■ YOUR GOAL
Word for word, restate every line of the material.

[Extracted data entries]

######

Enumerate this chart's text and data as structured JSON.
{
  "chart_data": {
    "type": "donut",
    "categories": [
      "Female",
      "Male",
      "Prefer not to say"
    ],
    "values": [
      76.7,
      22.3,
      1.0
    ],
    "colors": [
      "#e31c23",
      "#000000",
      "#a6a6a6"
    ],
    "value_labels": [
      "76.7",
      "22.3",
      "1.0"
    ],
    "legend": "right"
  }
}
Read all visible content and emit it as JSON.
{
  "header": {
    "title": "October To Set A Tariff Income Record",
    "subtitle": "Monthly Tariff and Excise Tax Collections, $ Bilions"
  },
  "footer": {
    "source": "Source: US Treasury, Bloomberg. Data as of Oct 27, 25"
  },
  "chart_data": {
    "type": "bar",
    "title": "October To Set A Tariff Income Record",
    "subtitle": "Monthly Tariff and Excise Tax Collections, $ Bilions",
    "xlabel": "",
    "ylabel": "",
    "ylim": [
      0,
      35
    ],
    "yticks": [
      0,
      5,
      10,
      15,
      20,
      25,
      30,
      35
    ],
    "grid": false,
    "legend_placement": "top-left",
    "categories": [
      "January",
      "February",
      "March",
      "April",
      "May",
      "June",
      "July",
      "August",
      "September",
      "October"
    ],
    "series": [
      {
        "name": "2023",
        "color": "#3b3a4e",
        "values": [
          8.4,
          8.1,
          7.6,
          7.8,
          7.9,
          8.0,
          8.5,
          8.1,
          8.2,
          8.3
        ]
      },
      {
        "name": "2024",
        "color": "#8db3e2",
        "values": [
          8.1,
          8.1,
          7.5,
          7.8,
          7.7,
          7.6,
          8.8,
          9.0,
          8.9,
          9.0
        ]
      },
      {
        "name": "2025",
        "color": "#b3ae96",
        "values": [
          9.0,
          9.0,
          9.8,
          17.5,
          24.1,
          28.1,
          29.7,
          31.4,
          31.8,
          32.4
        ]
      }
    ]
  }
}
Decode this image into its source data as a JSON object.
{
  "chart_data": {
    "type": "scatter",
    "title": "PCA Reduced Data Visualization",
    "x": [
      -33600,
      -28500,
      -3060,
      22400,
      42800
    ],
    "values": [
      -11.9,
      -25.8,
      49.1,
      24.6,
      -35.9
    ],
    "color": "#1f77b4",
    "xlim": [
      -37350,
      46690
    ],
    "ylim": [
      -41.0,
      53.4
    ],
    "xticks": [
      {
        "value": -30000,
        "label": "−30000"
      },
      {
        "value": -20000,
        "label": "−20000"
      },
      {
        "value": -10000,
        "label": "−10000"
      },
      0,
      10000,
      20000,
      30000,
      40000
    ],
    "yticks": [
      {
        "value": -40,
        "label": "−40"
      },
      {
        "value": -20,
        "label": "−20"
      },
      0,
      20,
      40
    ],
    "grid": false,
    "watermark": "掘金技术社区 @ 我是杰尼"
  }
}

######

■ RESULT OF THE EXERCISE
Enumerate this chart's text and data as structured JSON.
{
  "chart_data": {
    "type": "donut",
    "categories": [
      "Female",
      "Male",
      "Prefer not to say"
    ],
    "values": [
      76.7,
      22.3,
      1.0
    ],
    "colors": [
      "#e31c23",
      "#000000",
      "#a6a6a6"
    ],
    "value_labels": [
      "76.7",
      "22.3",
      "1.0"
    ],
    "legend": "right"
  }
}
Read all visible content and emit it as JSON.
{
  "header": {
    "title": "October To Set A Tariff Income Record",
    "subtitle": "Monthly Tariff and Excise Tax Collections, $ Bilions"
  },
  "footer": {
    "source": "Source: US Treasury, Bloomberg. Data as of Oct 27, 25"
  },
  "chart_data": {
    "type": "bar",
    "title": "October To Set A Tariff Income Record",
    "subtitle": "Monthly Tariff and Excise Tax Collections, $ Bilions",
    "xlabel": "",
    "ylabel": "",
    "ylim": [
      0,
      35
    ],
    "yticks": [
      0,
      5,
      10,
      15,
      20,
      25,
      30,
      35
    ],
    "grid": false,
    "legend_placement": "top-left",
    "categories": [
      "January",
      "February",
      "March",
      "April",
      "May",
      "June",
      "July",
      "August",
      "September",
      "October"
    ],
    "series": [
      {
        "name": "2023",
        "color": "#3b3a4e",
        "values": [
          8.4,
          8.1,
          7.6,
          7.8,
          7.9,
          8.0,
          8.5,
          8.1,
          8.2,
          8.3
        ]
      },
      {
        "name": "2024",
        "color": "#8db3e2",
        "values": [
          8.1,
          8.1,
          7.5,
          7.8,
          7.7,
          7.6,
          8.8,
          9.0,
          8.9,
          9.0
        ]
      },
      {
        "name": "2025",
        "color": "#b3ae96",
        "values": [
          9.0,
          9.0,
          9.8,
          17.5,
          24.1,
          28.1,
          29.7,
          31.4,
          31.8,
          32.4
        ]
      }
    ]
  }
}
Decode this image into its source data as a JSON object.
{
  "chart_data": {
    "type": "scatter",
    "title": "PCA Reduced Data Visualization",
    "x": [
      -33600,
      -28500,
      -3060,
      22400,
      42800
    ],
    "values": [
      -11.9,
      -25.8,
      49.1,
      24.6,
      -35.9
    ],
    "color": "#1f77b4",
    "xlim": [
      -37350,
      46690
    ],
    "ylim": [
      -41.0,
      53.4
    ],
    "xticks": [
      {
        "value": -30000,
        "label": "−30000"
      },
      {
        "value": -20000,
        "label": "−20000"
      },
      {
        "value": -10000,
        "label": "−10000"
      },
      0,
      10000,
      20000,
      30000,
      40000
    ],
    "yticks": [
      {
        "value": -40,
        "label": "−40"
      },
      {
        "value": -20,
        "label": "−20"
      },
      0,
      20,
      40
    ],
    "grid": false,
    "watermark": "掘金技术社区 @ 我是杰尼"
  }
}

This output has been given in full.